--- BEGIN ---

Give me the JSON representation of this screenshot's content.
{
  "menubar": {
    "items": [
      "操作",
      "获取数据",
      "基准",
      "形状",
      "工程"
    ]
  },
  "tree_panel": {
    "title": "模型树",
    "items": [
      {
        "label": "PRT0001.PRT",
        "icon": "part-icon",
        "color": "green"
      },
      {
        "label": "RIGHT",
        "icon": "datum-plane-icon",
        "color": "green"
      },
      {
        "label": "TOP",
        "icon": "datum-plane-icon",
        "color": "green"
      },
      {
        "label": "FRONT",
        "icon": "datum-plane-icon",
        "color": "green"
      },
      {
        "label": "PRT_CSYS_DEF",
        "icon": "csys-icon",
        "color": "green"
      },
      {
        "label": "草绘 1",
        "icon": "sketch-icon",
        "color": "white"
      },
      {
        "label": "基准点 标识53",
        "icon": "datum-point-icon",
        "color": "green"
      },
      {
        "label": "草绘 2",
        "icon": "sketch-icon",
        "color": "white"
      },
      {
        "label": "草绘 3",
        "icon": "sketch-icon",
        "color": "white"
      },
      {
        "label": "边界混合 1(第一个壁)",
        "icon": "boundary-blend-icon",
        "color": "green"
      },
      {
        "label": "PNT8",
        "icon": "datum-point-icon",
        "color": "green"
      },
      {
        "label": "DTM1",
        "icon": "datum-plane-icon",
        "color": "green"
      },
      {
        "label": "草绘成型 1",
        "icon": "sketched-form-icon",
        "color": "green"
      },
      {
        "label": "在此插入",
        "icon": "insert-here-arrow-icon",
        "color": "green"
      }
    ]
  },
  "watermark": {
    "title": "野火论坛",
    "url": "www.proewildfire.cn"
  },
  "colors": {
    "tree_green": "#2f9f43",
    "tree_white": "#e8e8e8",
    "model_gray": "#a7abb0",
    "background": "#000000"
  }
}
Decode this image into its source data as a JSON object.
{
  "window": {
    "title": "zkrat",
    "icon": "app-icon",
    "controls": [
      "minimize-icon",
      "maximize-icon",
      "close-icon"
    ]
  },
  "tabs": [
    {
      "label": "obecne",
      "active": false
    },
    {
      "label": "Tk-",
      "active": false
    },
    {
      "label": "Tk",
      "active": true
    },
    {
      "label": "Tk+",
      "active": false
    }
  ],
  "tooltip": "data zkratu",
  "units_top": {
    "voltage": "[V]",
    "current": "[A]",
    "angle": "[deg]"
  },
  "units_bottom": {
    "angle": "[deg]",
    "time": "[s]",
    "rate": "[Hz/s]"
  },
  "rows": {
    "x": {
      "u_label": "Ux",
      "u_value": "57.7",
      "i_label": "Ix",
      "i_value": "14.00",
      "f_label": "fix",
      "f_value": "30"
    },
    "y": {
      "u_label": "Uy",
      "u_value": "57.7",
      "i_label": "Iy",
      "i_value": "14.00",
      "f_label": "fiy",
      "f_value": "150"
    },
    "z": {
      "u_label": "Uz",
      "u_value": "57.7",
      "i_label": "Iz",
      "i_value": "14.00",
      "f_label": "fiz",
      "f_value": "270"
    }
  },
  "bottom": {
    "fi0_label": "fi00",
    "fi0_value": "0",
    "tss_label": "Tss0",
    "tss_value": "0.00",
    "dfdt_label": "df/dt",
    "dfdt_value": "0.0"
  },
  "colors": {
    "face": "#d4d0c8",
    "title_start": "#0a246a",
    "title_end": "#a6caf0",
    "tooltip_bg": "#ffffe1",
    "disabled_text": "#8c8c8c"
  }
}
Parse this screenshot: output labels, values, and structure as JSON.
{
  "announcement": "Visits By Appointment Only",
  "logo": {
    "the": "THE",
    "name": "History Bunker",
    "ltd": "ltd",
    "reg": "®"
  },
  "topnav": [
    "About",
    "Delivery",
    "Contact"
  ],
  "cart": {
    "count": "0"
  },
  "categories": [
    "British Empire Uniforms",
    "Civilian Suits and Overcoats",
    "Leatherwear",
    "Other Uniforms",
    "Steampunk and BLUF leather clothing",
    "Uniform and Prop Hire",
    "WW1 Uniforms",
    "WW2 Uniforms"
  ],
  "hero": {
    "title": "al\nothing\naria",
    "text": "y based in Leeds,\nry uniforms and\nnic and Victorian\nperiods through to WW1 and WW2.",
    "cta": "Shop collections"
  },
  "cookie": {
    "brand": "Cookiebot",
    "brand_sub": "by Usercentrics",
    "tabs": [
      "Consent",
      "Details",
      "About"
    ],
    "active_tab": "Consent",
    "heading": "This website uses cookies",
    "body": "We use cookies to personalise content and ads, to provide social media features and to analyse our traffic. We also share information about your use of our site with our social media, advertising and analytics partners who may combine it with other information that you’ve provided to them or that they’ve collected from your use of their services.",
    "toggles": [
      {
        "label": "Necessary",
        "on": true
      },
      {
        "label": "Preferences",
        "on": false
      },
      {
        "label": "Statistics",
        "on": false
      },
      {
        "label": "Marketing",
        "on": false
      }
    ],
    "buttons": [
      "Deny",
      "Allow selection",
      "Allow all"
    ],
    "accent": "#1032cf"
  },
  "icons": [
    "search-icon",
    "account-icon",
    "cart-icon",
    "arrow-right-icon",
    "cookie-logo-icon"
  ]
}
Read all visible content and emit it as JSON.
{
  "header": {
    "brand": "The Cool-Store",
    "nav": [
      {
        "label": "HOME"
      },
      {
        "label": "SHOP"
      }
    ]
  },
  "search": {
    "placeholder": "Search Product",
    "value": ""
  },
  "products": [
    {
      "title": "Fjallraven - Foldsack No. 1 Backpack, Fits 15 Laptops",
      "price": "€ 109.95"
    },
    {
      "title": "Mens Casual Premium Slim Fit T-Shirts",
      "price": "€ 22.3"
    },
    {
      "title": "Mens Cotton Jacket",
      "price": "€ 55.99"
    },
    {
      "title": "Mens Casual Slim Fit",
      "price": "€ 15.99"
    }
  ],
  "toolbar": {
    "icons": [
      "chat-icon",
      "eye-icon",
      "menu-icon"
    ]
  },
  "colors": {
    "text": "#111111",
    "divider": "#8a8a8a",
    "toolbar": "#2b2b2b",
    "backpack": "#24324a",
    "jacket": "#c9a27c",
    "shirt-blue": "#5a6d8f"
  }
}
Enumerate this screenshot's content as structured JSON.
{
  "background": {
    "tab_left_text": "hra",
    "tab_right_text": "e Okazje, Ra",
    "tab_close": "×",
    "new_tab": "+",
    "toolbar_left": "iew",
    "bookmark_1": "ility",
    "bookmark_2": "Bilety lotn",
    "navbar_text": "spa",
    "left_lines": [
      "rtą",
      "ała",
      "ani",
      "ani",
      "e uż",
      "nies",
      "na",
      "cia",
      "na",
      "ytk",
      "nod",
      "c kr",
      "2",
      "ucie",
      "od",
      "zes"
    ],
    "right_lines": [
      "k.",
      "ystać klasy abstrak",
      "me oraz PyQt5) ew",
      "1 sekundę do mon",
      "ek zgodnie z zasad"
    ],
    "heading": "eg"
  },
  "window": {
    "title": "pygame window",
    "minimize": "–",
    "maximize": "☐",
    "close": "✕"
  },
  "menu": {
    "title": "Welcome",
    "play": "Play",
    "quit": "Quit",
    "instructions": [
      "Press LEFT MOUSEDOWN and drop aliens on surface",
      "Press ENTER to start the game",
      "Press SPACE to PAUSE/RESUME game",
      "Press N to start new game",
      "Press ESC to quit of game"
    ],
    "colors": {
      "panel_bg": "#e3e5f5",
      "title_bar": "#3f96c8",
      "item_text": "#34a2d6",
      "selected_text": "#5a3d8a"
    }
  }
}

--- END ---

» **What the exercise asks**: Could you reproduce every record above exactly as it appears?

» **Final result**:
Give me the JSON representation of this screenshot's content.
{
  "menubar": {
    "items": [
      "操作",
      "获取数据",
      "基准",
      "形状",
      "工程"
    ]
  },
  "tree_panel": {
    "title": "模型树",
    "items": [
      {
        "label": "PRT0001.PRT",
        "icon": "part-icon",
        "color": "green"
      },
      {
        "label": "RIGHT",
        "icon": "datum-plane-icon",
        "color": "green"
      },
      {
        "label": "TOP",
        "icon": "datum-plane-icon",
        "color": "green"
      },
      {
        "label": "FRONT",
        "icon": "datum-plane-icon",
        "color": "green"
      },
      {
        "label": "PRT_CSYS_DEF",
        "icon": "csys-icon",
        "color": "green"
      },
      {
        "label": "草绘 1",
        "icon": "sketch-icon",
        "color": "white"
      },
      {
        "label": "基准点 标识53",
        "icon": "datum-point-icon",
        "color": "green"
      },
      {
        "label": "草绘 2",
        "icon": "sketch-icon",
        "color": "white"
      },
      {
        "label": "草绘 3",
        "icon": "sketch-icon",
        "color": "white"
      },
      {
        "label": "边界混合 1(第一个壁)",
        "icon": "boundary-blend-icon",
        "color": "green"
      },
      {
        "label": "PNT8",
        "icon": "datum-point-icon",
        "color": "green"
      },
      {
        "label": "DTM1",
        "icon": "datum-plane-icon",
        "color": "green"
      },
      {
        "label": "草绘成型 1",
        "icon": "sketched-form-icon",
        "color": "green"
      },
      {
        "label": "在此插入",
        "icon": "insert-here-arrow-icon",
        "color": "green"
      }
    ]
  },
  "watermark": {
    "title": "野火论坛",
    "url": "www.proewildfire.cn"
  },
  "colors": {
    "tree_green": "#2f9f43",
    "tree_white": "#e8e8e8",
    "model_gray": "#a7abb0",
    "background": "#000000"
  }
}
Decode this image into its source data as a JSON object.
{
  "window": {
    "title": "zkrat",
    "icon": "app-icon",
    "controls": [
      "minimize-icon",
      "maximize-icon",
      "close-icon"
    ]
  },
  "tabs": [
    {
      "label": "obecne",
      "active": false
    },
    {
      "label": "Tk-",
      "active": false
    },
    {
      "label": "Tk",
      "active": true
    },
    {
      "label": "Tk+",
      "active": false
    }
  ],
  "tooltip": "data zkratu",
  "units_top": {
    "voltage": "[V]",
    "current": "[A]",
    "angle": "[deg]"
  },
  "units_bottom": {
    "angle": "[deg]",
    "time": "[s]",
    "rate": "[Hz/s]"
  },
  "rows": {
    "x": {
      "u_label": "Ux",
      "u_value": "57.7",
      "i_label": "Ix",
      "i_value": "14.00",
      "f_label": "fix",
      "f_value": "30"
    },
    "y": {
      "u_label": "Uy",
      "u_value": "57.7",
      "i_label": "Iy",
      "i_value": "14.00",
      "f_label": "fiy",
      "f_value": "150"
    },
    "z": {
      "u_label": "Uz",
      "u_value": "57.7",
      "i_label": "Iz",
      "i_value": "14.00",
      "f_label": "fiz",
      "f_value": "270"
    }
  },
  "bottom": {
    "fi0_label": "fi00",
    "fi0_value": "0",
    "tss_label": "Tss0",
    "tss_value": "0.00",
    "dfdt_label": "df/dt",
    "dfdt_value": "0.0"
  },
  "colors": {
    "face": "#d4d0c8",
    "title_start": "#0a246a",
    "title_end": "#a6caf0",
    "tooltip_bg": "#ffffe1",
    "disabled_text": "#8c8c8c"
  }
}
Parse this screenshot: output labels, values, and structure as JSON.
{
  "announcement": "Visits By Appointment Only",
  "logo": {
    "the": "THE",
    "name": "History Bunker",
    "ltd": "ltd",
    "reg": "®"
  },
  "topnav": [
    "About",
    "Delivery",
    "Contact"
  ],
  "cart": {
    "count": "0"
  },
  "categories": [
    "British Empire Uniforms",
    "Civilian Suits and Overcoats",
    "Leatherwear",
    "Other Uniforms",
    "Steampunk and BLUF leather clothing",
    "Uniform and Prop Hire",
    "WW1 Uniforms",
    "WW2 Uniforms"
  ],
  "hero": {
    "title": "al\nothing\naria",
    "text": "y based in Leeds,\nry uniforms and\nnic and Victorian\nperiods through to WW1 and WW2.",
    "cta": "Shop collections"
  },
  "cookie": {
    "brand": "Cookiebot",
    "brand_sub": "by Usercentrics",
    "tabs": [
      "Consent",
      "Details",
      "About"
    ],
    "active_tab": "Consent",
    "heading": "This website uses cookies",
    "body": "We use cookies to personalise content and ads, to provide social media features and to analyse our traffic. We also share information about your use of our site with our social media, advertising and analytics partners who may combine it with other information that you’ve provided to them or that they’ve collected from your use of their services.",
    "toggles": [
      {
        "label": "Necessary",
        "on": true
      },
      {
        "label": "Preferences",
        "on": false
      },
      {
        "label": "Statistics",
        "on": false
      },
      {
        "label": "Marketing",
        "on": false
      }
    ],
    "buttons": [
      "Deny",
      "Allow selection",
      "Allow all"
    ],
    "accent": "#1032cf"
  },
  "icons": [
    "search-icon",
    "account-icon",
    "cart-icon",
    "arrow-right-icon",
    "cookie-logo-icon"
  ]
}
Read all visible content and emit it as JSON.
{
  "header": {
    "brand": "The Cool-Store",
    "nav": [
      {
        "label": "HOME"
      },
      {
        "label": "SHOP"
      }
    ]
  },
  "search": {
    "placeholder": "Search Product",
    "value": ""
  },
  "products": [
    {
      "title": "Fjallraven - Foldsack No. 1 Backpack, Fits 15 Laptops",
      "price": "€ 109.95"
    },
    {
      "title": "Mens Casual Premium Slim Fit T-Shirts",
      "price": "€ 22.3"
    },
    {
      "title": "Mens Cotton Jacket",
      "price": "€ 55.99"
    },
    {
      "title": "Mens Casual Slim Fit",
      "price": "€ 15.99"
    }
  ],
  "toolbar": {
    "icons": [
      "chat-icon",
      "eye-icon",
      "menu-icon"
    ]
  },
  "colors": {
    "text": "#111111",
    "divider": "#8a8a8a",
    "toolbar": "#2b2b2b",
    "backpack": "#24324a",
    "jacket": "#c9a27c",
    "shirt-blue": "#5a6d8f"
  }
}
Enumerate this screenshot's content as structured JSON.
{
  "background": {
    "tab_left_text": "hra",
    "tab_right_text": "e Okazje, Ra",
    "tab_close": "×",
    "new_tab": "+",
    "toolbar_left": "iew",
    "bookmark_1": "ility",
    "bookmark_2": "Bilety lotn",
    "navbar_text": "spa",
    "left_lines": [
      "rtą",
      "ała",
      "ani",
      "ani",
      "e uż",
      "nies",
      "na",
      "cia",
      "na",
      "ytk",
      "nod",
      "c kr",
      "2",
      "ucie",
      "od",
      "zes"
    ],
    "right_lines": [
      "k.",
      "ystać klasy abstrak",
      "me oraz PyQt5) ew",
      "1 sekundę do mon",
      "ek zgodnie z zasad"
    ],
    "heading": "eg"
  },
  "window": {
    "title": "pygame window",
    "minimize": "–",
    "maximize": "☐",
    "close": "✕"
  },
  "menu": {
    "title": "Welcome",
    "play": "Play",
    "quit": "Quit",
    "instructions": [
      "Press LEFT MOUSEDOWN and drop aliens on surface",
      "Press ENTER to start the game",
      "Press SPACE to PAUSE/RESUME game",
      "Press N to start new game",
      "Press ESC to quit of game"
    ],
    "colors": {
      "panel_bg": "#e3e5f5",
      "title_bar": "#3f96c8",
      "item_text": "#34a2d6",
      "selected_text": "#5a3d8a"
    }
  }
}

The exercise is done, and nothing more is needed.